◆ Input ◆
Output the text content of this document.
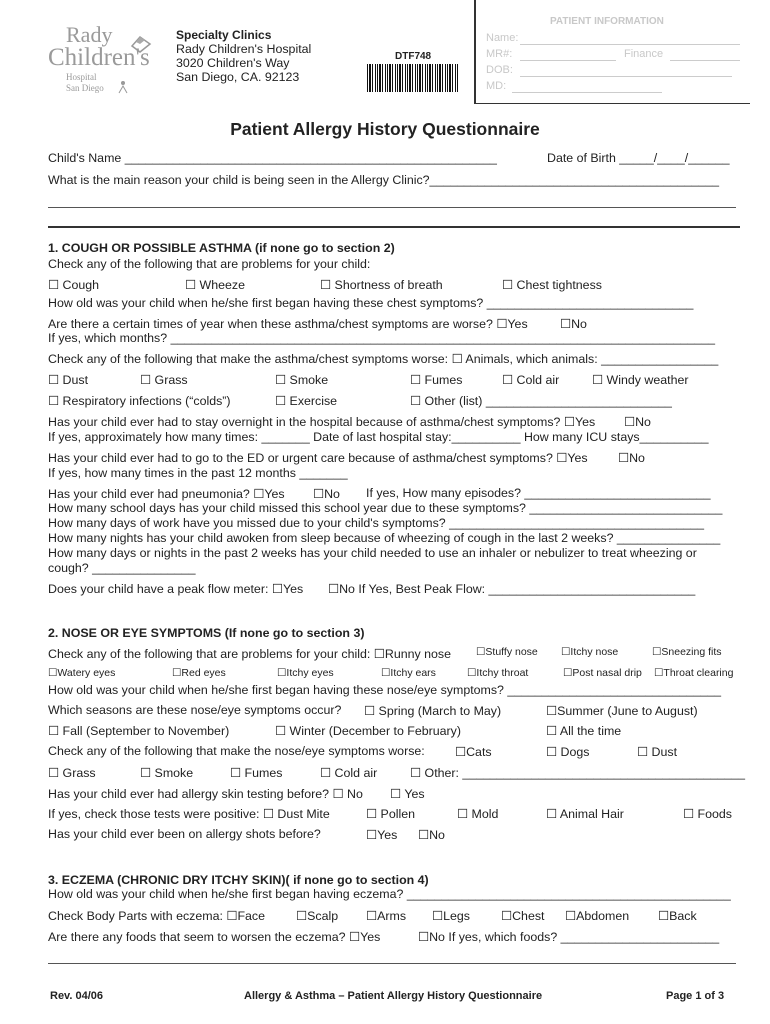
Rady
Children's
Hospital
San Diego
Specialty Clinics
Rady Children's Hospital
3020 Children's Way
San Diego, CA. 92123
DTF748
PATIENT INFORMATION
Name:
MR#:	Finance
DOB:
MD:
Patient Allergy History Questionnaire
Child's Name ______________________________________________________	Date of Birth _____/____/______
What is the main reason your child is being seen in the Allergy Clinic?__________________________________________
1. COUGH OR POSSIBLE ASTHMA (if none go to section 2)
Check any of the following that are problems for your child:
☐ Cough	☐ Wheeze	☐ Shortness of breath	☐ Chest tightness
How old was your child when he/she first began having these chest symptoms? ______________________________
Are there a certain times of year when these asthma/chest symptoms are worse? ☐Yes	☐No
If yes, which months? _______________________________________________________________________________
Check any of the following that make the asthma/chest symptoms worse: ☐ Animals, which animals: _________________
☐ Dust	☐ Grass	☐ Smoke	☐ Fumes	☐ Cold air	☐ Windy weather
☐ Respiratory infections (“colds”)	☐ Exercise	☐ Other (list) ___________________________
Has your child ever had to stay overnight in the hospital because of asthma/chest symptoms? ☐Yes ☐No
If yes, approximately how many times: _______ Date of last hospital stay:__________ How many ICU stays__________
Has your child ever had to go to the ED or urgent care because of asthma/chest symptoms? ☐Yes ☐No
If yes, how many times in the past 12 months _______
Has your child ever had pneumonia? ☐Yes ☐No If yes, How many episodes? ___________________________
How many school days has your child missed this school year due to these symptoms? ____________________________
How many days of work have you missed due to your child's symptoms? _____________________________________
How many nights has your child awoken from sleep because of wheezing of cough in the last 2 weeks? _______________
How many days or nights in the past 2 weeks has your child needed to use an inhaler or nebulizer to treat wheezing or
cough? _______________
Does your child have a peak flow meter: ☐Yes ☐No If Yes, Best Peak Flow: ______________________________
2. NOSE OR EYE SYMPTOMS (If none go to section 3)
Check any of the following that are problems for your child: ☐Runny nose ☐Stuffy nose ☐Itchy nose	☐Sneezing fits
☐Watery eyes	☐Red eyes	☐Itchy eyes	☐Itchy ears	☐Itchy throat	☐Post nasal drip ☐Throat clearing
How old was your child when he/she first began having these nose/eye symptoms? _______________________________
Which seasons are these nose/eye symptoms occur? ☐ Spring (March to May)	☐Summer (June to August)
☐ Fall (September to November)	☐ Winter (December to February)	☐ All the time
Check any of the following that make the nose/eye symptoms worse: ☐Cats	☐ Dogs	☐ Dust
☐ Grass	☐ Smoke	☐ Fumes	☐ Cold air	☐ Other: _________________________________________
Has your child ever had allergy skin testing before? ☐ No ☐ Yes
If yes, check those tests were positive: ☐ Dust Mite	☐ Pollen	☐ Mold	☐ Animal Hair	☐ Foods
Has your child ever been on allergy shots before?	☐Yes ☐No
3. ECZEMA (CHRONIC DRY ITCHY SKIN)( if none go to section 4)
How old was your child when he/she first began having eczema? _______________________________________________
Check Body Parts with eczema: ☐Face ☐Scalp ☐Arms ☐Legs	☐Chest ☐Abdomen ☐Back
Are there any foods that seem to worsen the eczema? ☐Yes	☐No If yes, which foods? _______________________
Rev. 04/06	Allergy & Asthma – Patient Allergy History Questionnaire	Page 1 of 3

◆ What you are asked to do ◆
In the entries above, find lines with "stay" and copy each.

◆ Correct output ◆
Has your child ever had to stay overnight in the hospital because of asthma/chest symptoms? ☐Yes ☐No
If yes, approximately how many times: _______ Date of last hospital stay:__________ How many ICU stays__________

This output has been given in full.